* [SUPPLIED ENTRIES]

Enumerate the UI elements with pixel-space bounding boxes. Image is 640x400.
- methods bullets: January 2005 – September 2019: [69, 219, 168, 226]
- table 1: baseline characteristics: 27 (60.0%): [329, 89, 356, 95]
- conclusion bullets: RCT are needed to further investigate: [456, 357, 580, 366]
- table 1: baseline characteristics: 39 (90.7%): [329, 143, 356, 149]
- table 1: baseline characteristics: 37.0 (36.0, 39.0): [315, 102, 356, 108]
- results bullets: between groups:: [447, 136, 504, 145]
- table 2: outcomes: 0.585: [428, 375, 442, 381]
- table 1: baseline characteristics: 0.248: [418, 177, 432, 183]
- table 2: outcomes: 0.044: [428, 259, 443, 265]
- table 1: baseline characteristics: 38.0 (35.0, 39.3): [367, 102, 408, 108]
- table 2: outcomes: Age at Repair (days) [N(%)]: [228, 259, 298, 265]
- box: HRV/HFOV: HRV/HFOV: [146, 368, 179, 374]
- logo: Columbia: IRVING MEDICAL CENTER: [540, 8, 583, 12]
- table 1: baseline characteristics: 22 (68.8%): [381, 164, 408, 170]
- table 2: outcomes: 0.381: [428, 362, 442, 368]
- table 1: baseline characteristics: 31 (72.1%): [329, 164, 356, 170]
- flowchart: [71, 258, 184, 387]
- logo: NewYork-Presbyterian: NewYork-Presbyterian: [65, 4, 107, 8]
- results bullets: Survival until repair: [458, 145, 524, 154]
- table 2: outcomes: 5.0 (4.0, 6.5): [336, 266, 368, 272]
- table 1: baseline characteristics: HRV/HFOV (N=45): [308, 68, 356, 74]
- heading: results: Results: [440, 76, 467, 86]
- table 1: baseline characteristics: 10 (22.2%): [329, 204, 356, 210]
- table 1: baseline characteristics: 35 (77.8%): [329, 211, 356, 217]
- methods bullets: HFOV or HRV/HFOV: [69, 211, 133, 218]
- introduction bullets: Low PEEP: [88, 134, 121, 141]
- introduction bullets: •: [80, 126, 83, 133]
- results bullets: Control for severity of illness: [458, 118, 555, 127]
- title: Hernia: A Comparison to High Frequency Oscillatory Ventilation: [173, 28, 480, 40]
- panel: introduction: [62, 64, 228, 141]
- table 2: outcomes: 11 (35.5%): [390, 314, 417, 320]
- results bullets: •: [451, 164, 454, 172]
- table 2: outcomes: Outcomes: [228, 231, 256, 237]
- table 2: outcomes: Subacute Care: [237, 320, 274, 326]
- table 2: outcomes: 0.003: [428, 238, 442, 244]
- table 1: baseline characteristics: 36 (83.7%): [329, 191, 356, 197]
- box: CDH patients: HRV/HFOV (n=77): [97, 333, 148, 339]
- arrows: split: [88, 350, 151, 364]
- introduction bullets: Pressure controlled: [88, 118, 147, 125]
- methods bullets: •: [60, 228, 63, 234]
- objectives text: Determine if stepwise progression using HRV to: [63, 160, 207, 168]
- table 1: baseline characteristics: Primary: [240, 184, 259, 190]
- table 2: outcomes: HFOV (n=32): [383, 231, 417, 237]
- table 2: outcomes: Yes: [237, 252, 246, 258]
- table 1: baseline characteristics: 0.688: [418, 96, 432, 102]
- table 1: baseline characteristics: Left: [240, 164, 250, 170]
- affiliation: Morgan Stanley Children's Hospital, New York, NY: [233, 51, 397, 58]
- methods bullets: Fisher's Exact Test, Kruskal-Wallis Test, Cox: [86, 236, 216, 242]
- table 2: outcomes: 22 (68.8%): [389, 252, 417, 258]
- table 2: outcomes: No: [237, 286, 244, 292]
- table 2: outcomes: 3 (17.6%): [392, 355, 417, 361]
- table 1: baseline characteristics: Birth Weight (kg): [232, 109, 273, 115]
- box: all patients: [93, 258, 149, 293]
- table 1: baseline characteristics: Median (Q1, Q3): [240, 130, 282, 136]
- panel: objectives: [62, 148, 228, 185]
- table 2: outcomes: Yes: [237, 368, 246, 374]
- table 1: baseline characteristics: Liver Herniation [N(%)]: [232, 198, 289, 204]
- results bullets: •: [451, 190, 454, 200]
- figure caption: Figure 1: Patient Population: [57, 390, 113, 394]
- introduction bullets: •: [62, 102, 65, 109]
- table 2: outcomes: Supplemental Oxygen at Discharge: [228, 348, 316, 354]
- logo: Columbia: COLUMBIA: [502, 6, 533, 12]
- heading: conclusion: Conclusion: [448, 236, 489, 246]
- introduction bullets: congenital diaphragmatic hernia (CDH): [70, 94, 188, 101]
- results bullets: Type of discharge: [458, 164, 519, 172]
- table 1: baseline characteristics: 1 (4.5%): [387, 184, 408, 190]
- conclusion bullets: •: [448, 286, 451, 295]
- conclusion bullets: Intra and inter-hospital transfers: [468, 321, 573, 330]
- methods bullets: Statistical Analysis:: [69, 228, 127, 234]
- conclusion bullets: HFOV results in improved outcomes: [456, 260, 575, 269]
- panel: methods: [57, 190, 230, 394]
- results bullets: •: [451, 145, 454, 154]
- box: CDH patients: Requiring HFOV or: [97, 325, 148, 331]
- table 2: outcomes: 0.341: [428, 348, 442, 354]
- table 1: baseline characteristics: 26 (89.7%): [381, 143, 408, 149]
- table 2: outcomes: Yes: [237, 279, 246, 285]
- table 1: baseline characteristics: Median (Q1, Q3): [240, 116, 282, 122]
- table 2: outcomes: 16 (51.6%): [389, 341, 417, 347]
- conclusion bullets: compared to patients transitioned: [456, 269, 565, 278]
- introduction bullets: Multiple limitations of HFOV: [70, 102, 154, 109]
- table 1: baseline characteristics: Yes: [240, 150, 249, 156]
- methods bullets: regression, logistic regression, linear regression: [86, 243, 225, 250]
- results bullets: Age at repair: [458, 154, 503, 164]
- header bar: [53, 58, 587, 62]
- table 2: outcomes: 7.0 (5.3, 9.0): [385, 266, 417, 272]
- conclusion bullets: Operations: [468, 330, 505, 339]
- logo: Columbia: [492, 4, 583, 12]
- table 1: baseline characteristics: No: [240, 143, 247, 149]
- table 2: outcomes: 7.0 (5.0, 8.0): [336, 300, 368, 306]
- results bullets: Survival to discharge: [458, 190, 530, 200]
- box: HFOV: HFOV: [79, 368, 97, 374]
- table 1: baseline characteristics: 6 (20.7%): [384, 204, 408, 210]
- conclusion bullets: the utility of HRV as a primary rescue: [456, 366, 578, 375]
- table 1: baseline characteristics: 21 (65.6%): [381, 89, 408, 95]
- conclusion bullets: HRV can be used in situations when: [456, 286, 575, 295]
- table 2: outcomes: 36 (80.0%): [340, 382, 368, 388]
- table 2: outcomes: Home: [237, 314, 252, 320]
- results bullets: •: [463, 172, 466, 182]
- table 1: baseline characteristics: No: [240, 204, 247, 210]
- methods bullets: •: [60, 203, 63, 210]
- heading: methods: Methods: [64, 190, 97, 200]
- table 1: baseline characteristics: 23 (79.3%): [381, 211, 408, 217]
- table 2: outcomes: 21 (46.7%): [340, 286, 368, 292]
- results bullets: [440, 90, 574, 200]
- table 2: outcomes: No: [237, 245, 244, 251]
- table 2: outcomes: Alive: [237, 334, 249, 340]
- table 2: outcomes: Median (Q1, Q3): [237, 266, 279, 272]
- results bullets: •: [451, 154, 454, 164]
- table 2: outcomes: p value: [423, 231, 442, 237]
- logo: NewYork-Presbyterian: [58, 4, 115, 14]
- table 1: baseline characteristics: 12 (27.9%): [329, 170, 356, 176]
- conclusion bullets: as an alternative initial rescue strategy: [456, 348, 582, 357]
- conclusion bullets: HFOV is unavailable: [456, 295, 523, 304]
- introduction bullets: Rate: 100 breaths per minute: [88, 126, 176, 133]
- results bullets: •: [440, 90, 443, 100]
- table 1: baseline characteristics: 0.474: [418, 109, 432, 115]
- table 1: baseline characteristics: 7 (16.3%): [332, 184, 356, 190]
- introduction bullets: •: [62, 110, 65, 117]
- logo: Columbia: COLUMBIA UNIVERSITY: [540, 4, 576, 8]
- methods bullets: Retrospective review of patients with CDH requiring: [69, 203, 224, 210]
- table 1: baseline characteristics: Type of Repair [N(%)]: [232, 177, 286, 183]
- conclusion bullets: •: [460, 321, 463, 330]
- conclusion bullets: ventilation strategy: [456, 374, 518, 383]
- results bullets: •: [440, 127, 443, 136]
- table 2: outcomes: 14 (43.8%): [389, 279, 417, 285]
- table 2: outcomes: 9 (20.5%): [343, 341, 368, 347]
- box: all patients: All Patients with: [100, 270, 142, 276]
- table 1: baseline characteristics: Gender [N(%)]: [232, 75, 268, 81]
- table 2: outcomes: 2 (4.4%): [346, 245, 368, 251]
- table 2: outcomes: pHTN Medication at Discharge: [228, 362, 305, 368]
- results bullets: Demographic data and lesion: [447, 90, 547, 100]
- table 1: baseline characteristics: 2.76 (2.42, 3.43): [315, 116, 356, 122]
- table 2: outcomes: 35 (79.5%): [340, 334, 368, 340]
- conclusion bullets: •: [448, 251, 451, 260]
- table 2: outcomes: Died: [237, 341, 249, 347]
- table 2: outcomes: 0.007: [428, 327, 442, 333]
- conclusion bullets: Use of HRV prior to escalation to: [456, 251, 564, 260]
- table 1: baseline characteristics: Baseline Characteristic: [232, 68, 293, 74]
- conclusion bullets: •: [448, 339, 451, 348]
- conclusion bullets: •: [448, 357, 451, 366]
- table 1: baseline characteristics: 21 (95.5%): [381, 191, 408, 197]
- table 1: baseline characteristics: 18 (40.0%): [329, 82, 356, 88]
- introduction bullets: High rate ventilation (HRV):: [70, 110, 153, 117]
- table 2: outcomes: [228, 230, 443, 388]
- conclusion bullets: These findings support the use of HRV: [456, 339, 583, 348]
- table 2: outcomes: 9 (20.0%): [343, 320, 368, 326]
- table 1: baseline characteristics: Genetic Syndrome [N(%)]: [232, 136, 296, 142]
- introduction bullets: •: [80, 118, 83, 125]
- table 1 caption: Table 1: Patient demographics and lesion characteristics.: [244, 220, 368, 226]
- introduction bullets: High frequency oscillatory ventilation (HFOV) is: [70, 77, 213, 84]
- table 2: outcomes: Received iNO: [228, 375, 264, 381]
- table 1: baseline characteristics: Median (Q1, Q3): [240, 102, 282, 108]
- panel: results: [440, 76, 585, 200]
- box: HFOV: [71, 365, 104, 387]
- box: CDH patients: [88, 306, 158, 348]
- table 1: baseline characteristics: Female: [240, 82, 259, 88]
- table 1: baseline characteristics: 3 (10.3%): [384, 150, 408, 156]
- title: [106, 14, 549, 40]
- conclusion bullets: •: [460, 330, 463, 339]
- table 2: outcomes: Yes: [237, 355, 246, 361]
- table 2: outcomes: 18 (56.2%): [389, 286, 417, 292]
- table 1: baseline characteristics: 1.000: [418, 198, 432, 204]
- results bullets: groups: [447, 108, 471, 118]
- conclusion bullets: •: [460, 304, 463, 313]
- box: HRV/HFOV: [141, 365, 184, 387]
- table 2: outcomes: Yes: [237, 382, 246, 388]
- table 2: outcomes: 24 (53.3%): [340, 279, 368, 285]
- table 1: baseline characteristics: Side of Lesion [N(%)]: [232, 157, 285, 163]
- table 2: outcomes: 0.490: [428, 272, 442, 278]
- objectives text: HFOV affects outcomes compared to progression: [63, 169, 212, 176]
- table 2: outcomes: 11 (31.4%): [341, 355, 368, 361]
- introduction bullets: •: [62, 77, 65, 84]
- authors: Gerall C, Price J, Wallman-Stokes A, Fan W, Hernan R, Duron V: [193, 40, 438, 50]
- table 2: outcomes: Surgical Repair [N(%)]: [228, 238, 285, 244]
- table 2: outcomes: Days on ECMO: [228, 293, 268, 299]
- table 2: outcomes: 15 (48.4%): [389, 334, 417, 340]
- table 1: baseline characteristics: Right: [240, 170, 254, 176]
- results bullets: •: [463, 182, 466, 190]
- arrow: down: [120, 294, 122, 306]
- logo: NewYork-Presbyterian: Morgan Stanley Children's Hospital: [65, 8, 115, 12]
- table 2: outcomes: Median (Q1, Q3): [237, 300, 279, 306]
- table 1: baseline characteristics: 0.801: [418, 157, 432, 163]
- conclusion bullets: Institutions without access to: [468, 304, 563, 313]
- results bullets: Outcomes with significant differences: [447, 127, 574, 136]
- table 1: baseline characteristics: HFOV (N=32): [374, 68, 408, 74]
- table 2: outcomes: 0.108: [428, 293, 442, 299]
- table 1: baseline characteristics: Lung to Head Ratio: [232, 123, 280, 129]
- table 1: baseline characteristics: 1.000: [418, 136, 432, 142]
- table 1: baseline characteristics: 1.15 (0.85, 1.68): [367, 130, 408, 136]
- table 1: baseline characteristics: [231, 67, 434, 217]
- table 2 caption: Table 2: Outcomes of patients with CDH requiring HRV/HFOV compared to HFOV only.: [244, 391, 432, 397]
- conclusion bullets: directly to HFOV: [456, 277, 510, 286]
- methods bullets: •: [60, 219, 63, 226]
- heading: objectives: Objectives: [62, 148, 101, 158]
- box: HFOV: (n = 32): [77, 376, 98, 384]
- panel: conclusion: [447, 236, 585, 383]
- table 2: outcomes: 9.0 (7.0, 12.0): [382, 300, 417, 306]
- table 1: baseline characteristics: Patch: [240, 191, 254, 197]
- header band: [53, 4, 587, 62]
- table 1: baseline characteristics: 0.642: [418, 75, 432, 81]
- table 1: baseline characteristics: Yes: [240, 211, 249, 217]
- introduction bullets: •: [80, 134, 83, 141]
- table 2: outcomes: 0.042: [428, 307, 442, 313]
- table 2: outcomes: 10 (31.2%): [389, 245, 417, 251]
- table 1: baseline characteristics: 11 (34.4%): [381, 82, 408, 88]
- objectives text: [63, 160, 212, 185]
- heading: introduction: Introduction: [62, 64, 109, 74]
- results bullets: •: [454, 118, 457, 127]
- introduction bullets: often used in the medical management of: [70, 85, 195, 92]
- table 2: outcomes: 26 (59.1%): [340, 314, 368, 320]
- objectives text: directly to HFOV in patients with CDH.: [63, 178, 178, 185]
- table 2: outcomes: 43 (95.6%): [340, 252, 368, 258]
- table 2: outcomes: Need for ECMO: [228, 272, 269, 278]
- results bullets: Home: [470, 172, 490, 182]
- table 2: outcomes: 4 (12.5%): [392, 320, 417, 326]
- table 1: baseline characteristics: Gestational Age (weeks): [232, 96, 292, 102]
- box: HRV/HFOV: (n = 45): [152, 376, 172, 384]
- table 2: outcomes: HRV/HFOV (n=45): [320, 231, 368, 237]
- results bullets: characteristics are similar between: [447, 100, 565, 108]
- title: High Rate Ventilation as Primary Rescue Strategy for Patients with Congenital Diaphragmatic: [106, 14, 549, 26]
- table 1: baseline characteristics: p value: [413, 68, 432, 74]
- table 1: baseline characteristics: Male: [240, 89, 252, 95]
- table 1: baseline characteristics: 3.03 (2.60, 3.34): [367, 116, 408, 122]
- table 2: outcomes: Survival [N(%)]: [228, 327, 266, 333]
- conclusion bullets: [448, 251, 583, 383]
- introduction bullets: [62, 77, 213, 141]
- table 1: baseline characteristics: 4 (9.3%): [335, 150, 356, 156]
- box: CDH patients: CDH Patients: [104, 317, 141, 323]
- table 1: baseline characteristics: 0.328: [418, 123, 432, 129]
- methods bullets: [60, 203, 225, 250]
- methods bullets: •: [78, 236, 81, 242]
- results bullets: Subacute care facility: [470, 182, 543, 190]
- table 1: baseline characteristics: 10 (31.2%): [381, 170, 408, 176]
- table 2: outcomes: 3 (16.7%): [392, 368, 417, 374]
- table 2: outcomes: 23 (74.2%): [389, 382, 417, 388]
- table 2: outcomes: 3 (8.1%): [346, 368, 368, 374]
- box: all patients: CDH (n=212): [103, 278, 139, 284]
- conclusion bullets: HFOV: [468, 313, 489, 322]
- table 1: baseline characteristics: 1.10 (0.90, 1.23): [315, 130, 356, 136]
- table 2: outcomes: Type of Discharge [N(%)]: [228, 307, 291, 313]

* [EXERCISE GOAL] Wherever a line holds the word "heading", copy that line out of the entries above.

* [REPLY TO THE EXERCISE]
- heading: results: Results: [440, 76, 467, 86]
- heading: conclusion: Conclusion: [448, 236, 489, 246]
- heading: methods: Methods: [64, 190, 97, 200]
- heading: objectives: Objectives: [62, 148, 101, 158]
- heading: introduction: Introduction: [62, 64, 109, 74]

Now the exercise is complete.